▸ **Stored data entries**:
____________________

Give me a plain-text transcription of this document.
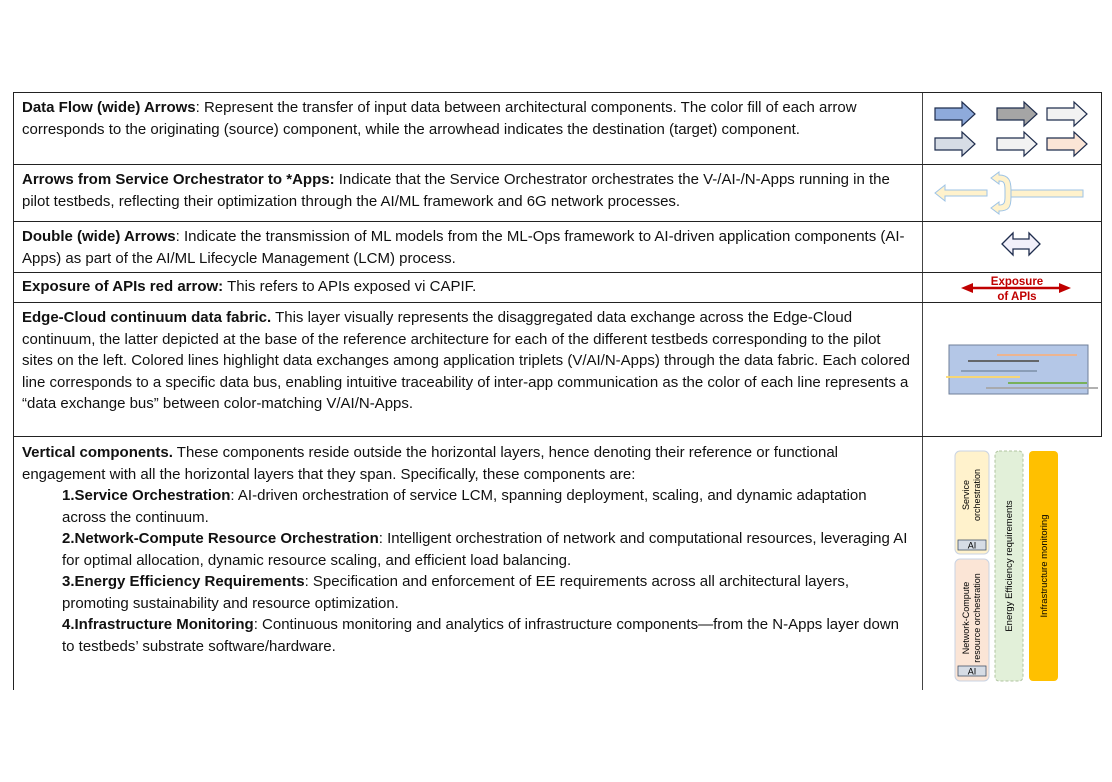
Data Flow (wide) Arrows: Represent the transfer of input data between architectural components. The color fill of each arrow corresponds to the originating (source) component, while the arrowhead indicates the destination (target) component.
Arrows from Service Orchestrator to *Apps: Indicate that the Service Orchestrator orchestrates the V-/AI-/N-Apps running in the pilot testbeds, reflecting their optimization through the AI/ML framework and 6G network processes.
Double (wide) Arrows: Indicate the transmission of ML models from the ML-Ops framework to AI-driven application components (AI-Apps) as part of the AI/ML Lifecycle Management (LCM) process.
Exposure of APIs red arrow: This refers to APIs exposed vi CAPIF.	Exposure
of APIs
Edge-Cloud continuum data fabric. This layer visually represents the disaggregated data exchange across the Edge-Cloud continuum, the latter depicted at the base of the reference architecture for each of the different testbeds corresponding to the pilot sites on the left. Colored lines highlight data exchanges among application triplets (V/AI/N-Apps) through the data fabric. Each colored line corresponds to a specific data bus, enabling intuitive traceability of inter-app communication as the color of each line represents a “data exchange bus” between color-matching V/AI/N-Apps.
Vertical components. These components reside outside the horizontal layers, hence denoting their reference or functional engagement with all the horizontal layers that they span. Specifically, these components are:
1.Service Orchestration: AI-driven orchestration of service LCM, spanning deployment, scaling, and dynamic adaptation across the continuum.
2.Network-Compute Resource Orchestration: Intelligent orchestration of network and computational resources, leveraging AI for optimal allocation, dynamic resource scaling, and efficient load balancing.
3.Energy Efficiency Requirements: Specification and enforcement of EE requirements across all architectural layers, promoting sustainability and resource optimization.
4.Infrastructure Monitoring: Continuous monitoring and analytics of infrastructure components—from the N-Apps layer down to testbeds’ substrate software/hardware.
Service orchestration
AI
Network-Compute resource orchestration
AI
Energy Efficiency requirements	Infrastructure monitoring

____________________

▸ **Exercise directions**:
Print every entry above again without changing a word, and omit the pictures.

▸ **Final answer**:
Give me a plain-text transcription of this document.
Data Flow (wide) Arrows: Represent the transfer of input data between architectural components. The color fill of each arrow corresponds to the originating (source) component, while the arrowhead indicates the destination (target) component.
Arrows from Service Orchestrator to *Apps: Indicate that the Service Orchestrator orchestrates the V-/AI-/N-Apps running in the pilot testbeds, reflecting their optimization through the AI/ML framework and 6G network processes.
Double (wide) Arrows: Indicate the transmission of ML models from the ML-Ops framework to AI-driven application components (AI-Apps) as part of the AI/ML Lifecycle Management (LCM) process.
Exposure of APIs red arrow: This refers to APIs exposed vi CAPIF.	Exposure
of APIs
Edge-Cloud continuum data fabric. This layer visually represents the disaggregated data exchange across the Edge-Cloud continuum, the latter depicted at the base of the reference architecture for each of the different testbeds corresponding to the pilot sites on the left. Colored lines highlight data exchanges among application triplets (V/AI/N-Apps) through the data fabric. Each colored line corresponds to a specific data bus, enabling intuitive traceability of inter-app communication as the color of each line represents a “data exchange bus” between color-matching V/AI/N-Apps.
Vertical components. These components reside outside the horizontal layers, hence denoting their reference or functional engagement with all the horizontal layers that they span. Specifically, these components are:
1.Service Orchestration: AI-driven orchestration of service LCM, spanning deployment, scaling, and dynamic adaptation across the continuum.
2.Network-Compute Resource Orchestration: Intelligent orchestration of network and computational resources, leveraging AI for optimal allocation, dynamic resource scaling, and efficient load balancing.
3.Energy Efficiency Requirements: Specification and enforcement of EE requirements across all architectural layers, promoting sustainability and resource optimization.
4.Infrastructure Monitoring: Continuous monitoring and analytics of infrastructure components—from the N-Apps layer down to testbeds’ substrate software/hardware.
Service orchestration
AI
Network-Compute resource orchestration
AI
Energy Efficiency requirements	Infrastructure monitoring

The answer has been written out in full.